### AIM OF THE TASK
Output each line exactly as it appears, skipping any embedded picture.

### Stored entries

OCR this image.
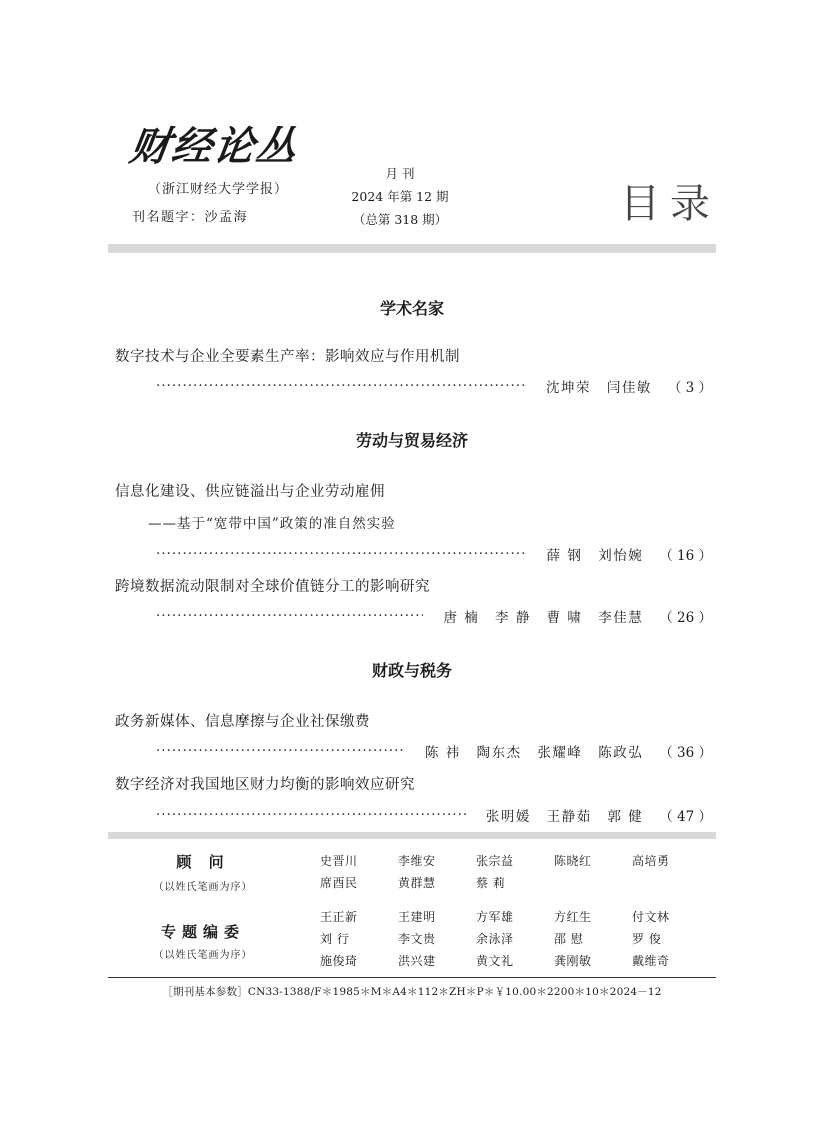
财经论丛
（浙江财经大学学报）
刊名题字：沙孟海
月 刊
2024 年第 12 期
（总第 318 期）	目录
学术名家
数字技术与企业全要素生产率：影响效应与作用机制
·····
沈坤荣 闫佳敏 （ 3 ）
劳动与贸易经济
信息化建设、供应链溢出与企业劳动雇佣
——基于“宽带中国”政策的准自然实验
·····
薛 钢 刘怡婉 （ 16 ）
跨境数据流动限制对全球价值链分工的影响研究
·····
唐 楠 李 静 曹 啸 李佳慧 （ 26 ）
财政与税务
政务新媒体、信息摩擦与企业社保缴费
·····
陈 祎 陶东杰 张耀峰 陈政弘 （ 36 ）
数字经济对我国地区财力均衡的影响效应研究
·····
张明媛 王静茹 郭 健 （ 47 ）
顾 问
（以姓氏笔画为序）
史晋川	李维安	张宗益	陈晓红	高培勇
席酉民	黄群慧	蔡 莉
专题编委
（以姓氏笔画为序）
王正新	王建明	方军雄	方红生	付文林
刘 行	李文贵	余泳泽	邵 慰	罗 俊
施俊琦	洪兴建	黄文礼	龚刚敏	戴维奇
［期刊基本参数］CN33-1388/F＊1985＊M＊A4＊112＊ZH＊P＊￥10.00＊2200＊10＊2024－12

### TASK ANSWER
OCR this image.
财经论丛
（浙江财经大学学报）
刊名题字：沙孟海
月 刊
2024 年第 12 期
（总第 318 期）	目录
学术名家
数字技术与企业全要素生产率：影响效应与作用机制
·····
沈坤荣 闫佳敏 （ 3 ）
劳动与贸易经济
信息化建设、供应链溢出与企业劳动雇佣
——基于“宽带中国”政策的准自然实验
·····
薛 钢 刘怡婉 （ 16 ）
跨境数据流动限制对全球价值链分工的影响研究
·····
唐 楠 李 静 曹 啸 李佳慧 （ 26 ）
财政与税务
政务新媒体、信息摩擦与企业社保缴费
·····
陈 祎 陶东杰 张耀峰 陈政弘 （ 36 ）
数字经济对我国地区财力均衡的影响效应研究
·····
张明媛 王静茹 郭 健 （ 47 ）
顾 问
（以姓氏笔画为序）
史晋川	李维安	张宗益	陈晓红	高培勇
席酉民	黄群慧	蔡 莉
专题编委
（以姓氏笔画为序）
王正新	王建明	方军雄	方红生	付文林
刘 行	李文贵	余泳泽	邵 慰	罗 俊
施俊琦	洪兴建	黄文礼	龚刚敏	戴维奇
［期刊基本参数］CN33-1388/F＊1985＊M＊A4＊112＊ZH＊P＊￥10.00＊2200＊10＊2024－12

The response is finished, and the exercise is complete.